# Required work:
Reproduce the lines of the records exactly, starting at the line that contains "ratio-frame bbox=[91, 632, 739, 956]" and ending at the line that contains "main-series-group bbox=[171, 185, 702, 554]".

# Data for processing:
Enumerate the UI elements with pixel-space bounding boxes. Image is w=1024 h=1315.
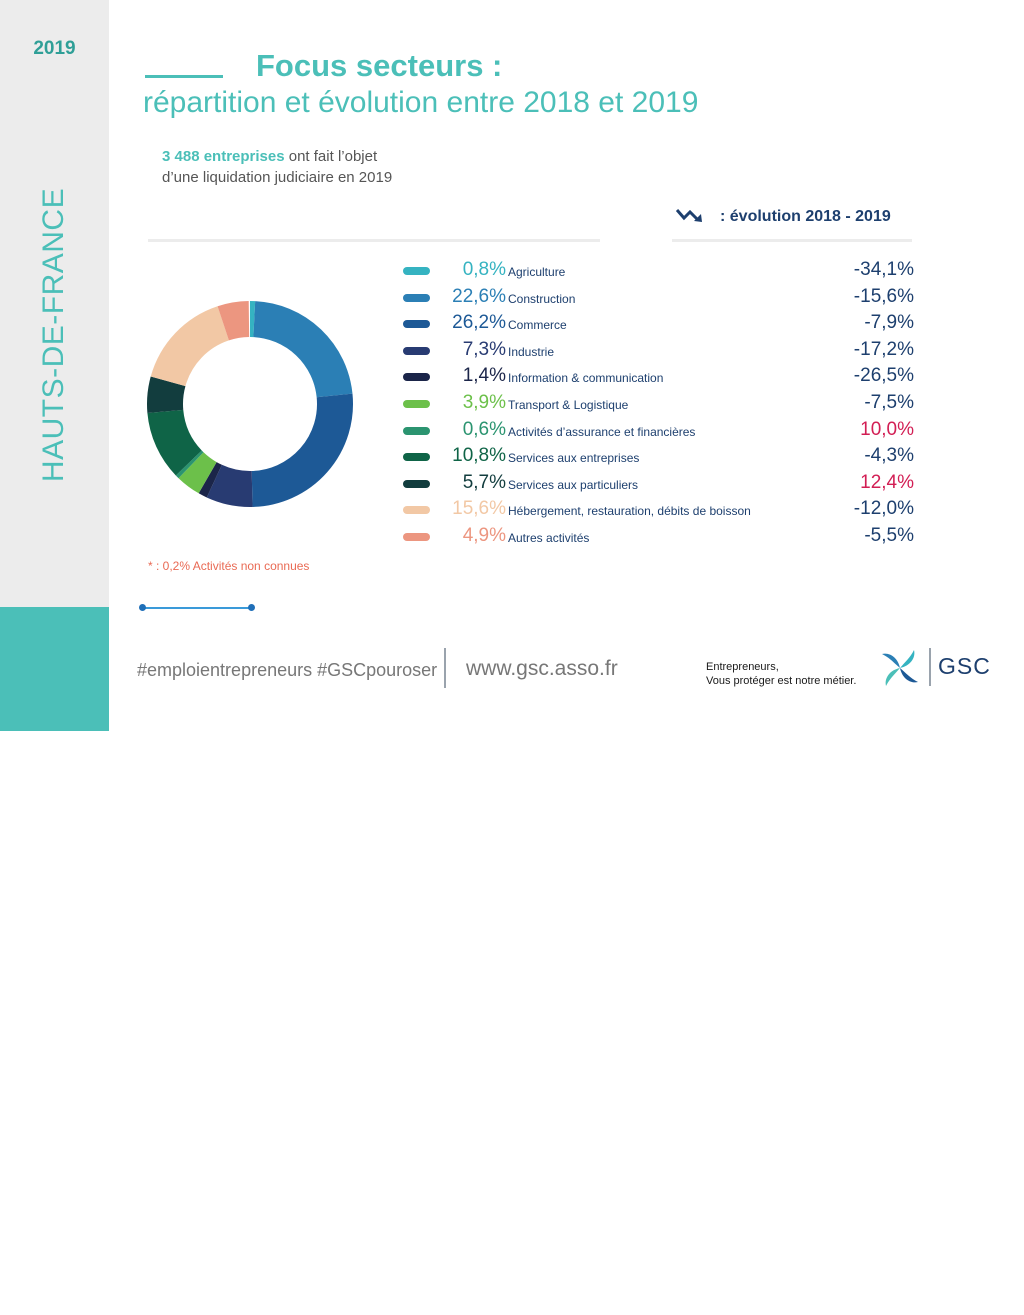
intro-line1: ont fait l’objet [285,148,378,165]
website-link[interactable]: www.gsc.asso.fr [466,657,618,681]
sector-row: 0,8%Agriculture -34,1% [400,258,914,285]
sector-row: 0,6%Activités d’assurance et financières… [400,418,914,445]
footer-separator [444,648,446,688]
intro-text: 3 488 entreprises ont fait l’objet d’une… [162,146,392,188]
sector-share: 0,6% [430,419,506,441]
legend-swatch [403,400,430,408]
sector-share: 0,8% [430,259,506,281]
legend-swatch [403,267,430,275]
tagline: Entrepreneurs, Vous protéger est notre m… [706,660,856,688]
sector-row: 4,9%Autres activités -5,5% [400,524,914,551]
sector-name: Construction [508,292,575,306]
sector-evolution: 10,0% [860,419,914,441]
sector-row: 5,7%Services aux particuliers 12,4% [400,471,914,498]
sidebar-logo-panel [0,607,109,731]
sector-share: 15,6% [430,498,506,520]
sector-share: 5,7% [430,472,506,494]
donut-slice [168,323,223,381]
sector-row: 1,4%Information & communication -26,5% [400,364,914,391]
legend-swatch [403,373,430,381]
tagline-line1: Entrepreneurs, [706,661,779,673]
network-icon [17,1227,97,1315]
legend-swatch [403,453,430,461]
sector-evolution: 12,4% [860,472,914,494]
sector-evolution: -34,1% [854,259,914,281]
trend-down-icon [676,208,706,224]
sector-row: 26,2%Commerce -7,9% [400,311,914,338]
page-subtitle: répartition et évolution entre 2018 et 2… [143,86,698,120]
hashtags: #emploientrepreneurs #GSCpouroser [137,660,437,681]
gsc-logo-icon [878,648,922,688]
intro-highlight: 3 488 entreprises [162,148,285,165]
gsc-brand: GSC [938,653,991,680]
evolution-header-label: : évolution 2018 - 2019 [720,208,891,225]
tagline-line2: Vous protéger est notre métier. [706,675,856,687]
footnote: * : 0,2% Activités non connues [148,559,309,573]
sector-share: 26,2% [430,312,506,334]
divider-left [148,239,600,242]
sector-name: Information & communication [508,371,663,385]
sector-share: 1,4% [430,365,506,387]
sector-share: 4,9% [430,525,506,547]
region-label: HAUTS-DE-FRANCE [37,188,71,482]
sidebar: 2019 HAUTS-DE-FRANCE [0,0,109,607]
sector-evolution: -7,9% [864,312,914,334]
sector-evolution: -5,5% [864,525,914,547]
donut-slice [252,395,335,489]
sector-evolution: -17,2% [854,339,914,361]
intro-line2: d’une liquidation judiciaire en 2019 [162,169,392,186]
donut-slice [208,478,215,481]
evolution-header: : évolution 2018 - 2019 [676,208,891,226]
sector-evolution: -4,3% [864,445,914,467]
legend-swatch [403,294,430,302]
sector-row: 7,3%Industrie -17,2% [400,338,914,365]
donut-slice [189,463,191,465]
donut-slice [214,481,252,489]
gsc-separator [929,648,931,686]
sector-evolution: -15,6% [854,286,914,308]
legend-swatch [403,347,430,355]
donut-chart [140,294,360,514]
sector-name: Agriculture [508,265,565,279]
sector-name: Services aux entreprises [508,451,639,465]
sector-list: 0,8%Agriculture -34,1% 22,6%Construction -1… [400,258,914,551]
divider-right [672,239,912,242]
sector-share: 3,9% [430,392,506,414]
donut-slice [165,411,188,462]
title-accent-line [145,75,223,78]
donut-slice [223,319,249,323]
legend-swatch [403,427,430,435]
donut-slice [165,381,168,411]
page-title: Focus secteurs : [256,48,502,84]
sector-row: 3,9%Transport & Logistique -7,5% [400,391,914,418]
sector-name: Commerce [508,318,567,332]
sector-name: Autres activités [508,531,589,545]
sector-name: Services aux particuliers [508,478,638,492]
sector-evolution: -12,0% [854,498,914,520]
sector-evolution: -26,5% [854,365,914,387]
legend-swatch [403,320,430,328]
sector-name: Activités d’assurance et financières [508,425,695,439]
sector-evolution: -7,5% [864,392,914,414]
year-label: 2019 [0,38,109,60]
legend-swatch [403,533,430,541]
sector-share: 10,8% [430,445,506,467]
sector-name: Hébergement, restauration, débits de boi… [508,504,751,518]
decorative-dot-line [141,607,253,609]
sector-row: 10,8%Services aux entreprises -4,3% [400,444,914,471]
legend-swatch [403,480,430,488]
sector-name: Transport & Logistique [508,398,628,412]
sector-share: 22,6% [430,286,506,308]
sector-name: Industrie [508,345,554,359]
donut-slice [254,319,334,395]
sector-share: 7,3% [430,339,506,361]
sector-row: 15,6%Hébergement, restauration, débits d… [400,497,914,524]
donut-slice [191,465,208,477]
legend-swatch [403,506,430,514]
sector-row: 22,6%Construction -15,6% [400,285,914,312]
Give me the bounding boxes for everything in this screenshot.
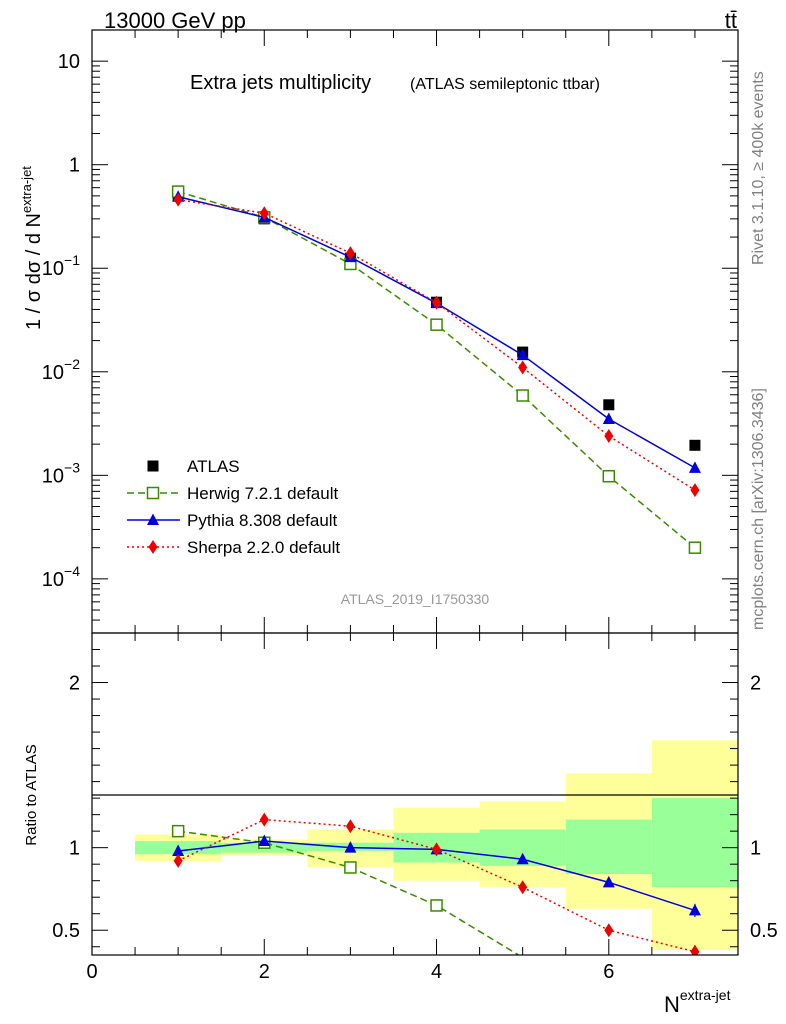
ratio-frame bbox=[91, 632, 739, 956]
point-sherpa bbox=[259, 206, 269, 221]
main-ytick-label: 1 bbox=[69, 155, 80, 177]
legend-item-atlas: ATLAS bbox=[147, 457, 240, 476]
ratio-point-pythia bbox=[688, 903, 701, 916]
point-herwig bbox=[430, 318, 443, 331]
xtick-label: 2 bbox=[259, 961, 270, 983]
ratio-point-herwig bbox=[171, 824, 185, 838]
point-sherpa bbox=[690, 483, 700, 498]
ratio-point-sherpa bbox=[259, 812, 269, 827]
ratio-series-sherpa bbox=[173, 812, 700, 955]
ratio-point-sherpa bbox=[173, 853, 183, 868]
point-atlas bbox=[689, 439, 701, 451]
ratio-series-group bbox=[171, 812, 701, 955]
series-sherpa bbox=[173, 192, 700, 498]
ratio-ytick-label-left: 1 bbox=[69, 838, 80, 860]
point-sherpa bbox=[345, 246, 355, 261]
ratio-point-sherpa bbox=[604, 923, 614, 938]
main-ylabel-main: 1 / σ dσ / d N bbox=[23, 213, 45, 330]
xtick-label: 6 bbox=[603, 961, 614, 983]
main-ytick-base: 10 bbox=[42, 465, 64, 487]
stat-uncertainty-band bbox=[565, 819, 652, 875]
main-series-group bbox=[171, 185, 702, 554]
xaxis-label-main: N bbox=[664, 992, 680, 1017]
analysis-watermark: ATLAS_2019_I1750330 bbox=[341, 591, 490, 607]
point-atlas bbox=[603, 399, 615, 411]
ratio-point-sherpa bbox=[690, 944, 700, 955]
ratio-point-herwig bbox=[344, 861, 357, 874]
process-label: tt̄ bbox=[725, 8, 737, 33]
legend-label-herwig: Herwig 7.2.1 default bbox=[187, 484, 338, 503]
ratio-point-pythia bbox=[602, 875, 615, 888]
main-ytick-base: 10 bbox=[42, 362, 64, 384]
ratio-axis-ticks: 0.5 0.5 1 1 2 2 0 2 4 6 bbox=[52, 632, 778, 983]
main-subtitle: (ATLAS semileptonic ttbar) bbox=[410, 76, 600, 93]
point-herwig bbox=[602, 469, 616, 483]
ratio-ytick-label-right: 0.5 bbox=[750, 920, 778, 942]
rivet-label: Rivet 3.1.10, ≥ 400k events bbox=[750, 71, 767, 265]
stat-uncertainty-band bbox=[651, 798, 738, 888]
ratio-point-pythia bbox=[344, 841, 357, 853]
legend-item-pythia: Pythia 8.308 default bbox=[127, 511, 338, 530]
ratio-point-sherpa bbox=[345, 819, 355, 834]
point-pythia bbox=[602, 412, 615, 424]
main-ytick-label: 10−4 bbox=[42, 563, 80, 591]
mcplots-label: mcplots.cern.ch [arXiv:1306.3436] bbox=[750, 388, 767, 630]
ratio-ytick-label-right: 2 bbox=[750, 673, 761, 695]
ratio-ytick-label-left: 0.5 bbox=[52, 920, 80, 942]
legend-marker-pythia bbox=[147, 513, 159, 525]
main-title: Extra jets multiplicity bbox=[190, 72, 371, 94]
energy-label: 13000 GeV pp bbox=[104, 8, 246, 33]
xaxis-label-sup: extra-jet bbox=[680, 987, 731, 1003]
main-ytick-label: 10−3 bbox=[42, 459, 80, 487]
point-sherpa bbox=[518, 360, 528, 375]
xtick-label: 0 bbox=[86, 961, 97, 983]
main-ytick-base: 10 bbox=[42, 569, 64, 591]
main-ytick-exp: −2 bbox=[64, 356, 80, 372]
main-ylabel-text: 1 / σ dσ / d Nextra-jet bbox=[19, 166, 45, 330]
ratio-point-herwig bbox=[430, 899, 443, 912]
ratio-ytick-label-left: 2 bbox=[69, 673, 80, 695]
ratio-panel: 0.5 0.5 1 1 2 2 0 2 4 6 Ratio to ATLAS Nextra-jet bbox=[23, 632, 778, 1017]
legend-label-pythia: Pythia 8.308 default bbox=[187, 511, 338, 530]
main-ytick-label: 10 bbox=[58, 51, 80, 73]
point-herwig bbox=[688, 541, 702, 554]
legend-item-herwig: Herwig 7.2.1 default bbox=[127, 484, 338, 503]
legend-marker-atlas bbox=[147, 460, 159, 472]
ratio-ylabel: Ratio to ATLAS bbox=[23, 744, 40, 845]
legend-marker-herwig bbox=[146, 486, 160, 500]
main-ytick-exp: −1 bbox=[64, 252, 80, 268]
ratio-point-sherpa bbox=[432, 842, 442, 857]
point-herwig bbox=[516, 389, 529, 402]
main-ylabel: 1 / σ dσ / d Nextra-jet bbox=[19, 166, 45, 330]
main-panel: Extra jets multiplicity (ATLAS semilepto… bbox=[19, 29, 739, 634]
legend-marker-sherpa bbox=[148, 540, 158, 554]
main-ylabel-sup: extra-jet bbox=[19, 166, 34, 213]
main-ytick-base: 10 bbox=[42, 258, 64, 280]
xaxis-label: Nextra-jet bbox=[664, 987, 731, 1017]
main-ytick-exp: −3 bbox=[64, 459, 80, 475]
point-sherpa bbox=[604, 428, 614, 443]
ratio-point-pythia bbox=[516, 852, 529, 865]
point-pythia bbox=[516, 348, 529, 361]
main-ytick-exp: −4 bbox=[64, 563, 80, 579]
xtick-label: 4 bbox=[431, 961, 442, 983]
ratio-point-pythia bbox=[258, 834, 271, 847]
main-ytick-label: 10−1 bbox=[42, 252, 80, 280]
legend-label-sherpa: Sherpa 2.2.0 default bbox=[187, 538, 340, 557]
point-sherpa bbox=[432, 295, 442, 310]
ratio-point-sherpa bbox=[518, 880, 528, 895]
legend-label-atlas: ATLAS bbox=[187, 457, 240, 476]
ratio-point-pythia bbox=[172, 844, 185, 856]
point-pythia bbox=[688, 461, 701, 473]
main-ytick-label: 10−2 bbox=[42, 356, 80, 384]
point-sherpa bbox=[173, 192, 183, 207]
legend: ATLAS Herwig 7.2.1 default Pythia 8.308 de… bbox=[127, 457, 340, 557]
legend-item-sherpa: Sherpa 2.2.0 default bbox=[127, 538, 340, 557]
ratio-ytick-label-right: 1 bbox=[750, 838, 761, 860]
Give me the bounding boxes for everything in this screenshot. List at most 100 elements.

# Output for this exercise:
ratio-frame bbox=[91, 632, 739, 956]
point-sherpa bbox=[259, 206, 269, 221]
main-ytick-label: 1 bbox=[69, 155, 80, 177]
legend-item-atlas: ATLAS bbox=[147, 457, 240, 476]
ratio-point-pythia bbox=[688, 903, 701, 916]
point-herwig bbox=[430, 318, 443, 331]
xtick-label: 2 bbox=[259, 961, 270, 983]
ratio-point-herwig bbox=[171, 824, 185, 838]
point-sherpa bbox=[690, 483, 700, 498]
ratio-point-sherpa bbox=[259, 812, 269, 827]
ratio-series-sherpa bbox=[173, 812, 700, 955]
ratio-point-sherpa bbox=[173, 853, 183, 868]
point-atlas bbox=[689, 439, 701, 451]
ratio-series-group bbox=[171, 812, 701, 955]
series-sherpa bbox=[173, 192, 700, 498]
ratio-ytick-label-left: 1 bbox=[69, 838, 80, 860]
point-sherpa bbox=[345, 246, 355, 261]
ratio-point-sherpa bbox=[604, 923, 614, 938]
main-ylabel-main: 1 / σ dσ / d N bbox=[23, 213, 45, 330]
xtick-label: 6 bbox=[603, 961, 614, 983]
main-ytick-base: 10 bbox=[42, 465, 64, 487]
stat-uncertainty-band bbox=[565, 819, 652, 875]
main-series-group bbox=[171, 185, 702, 554]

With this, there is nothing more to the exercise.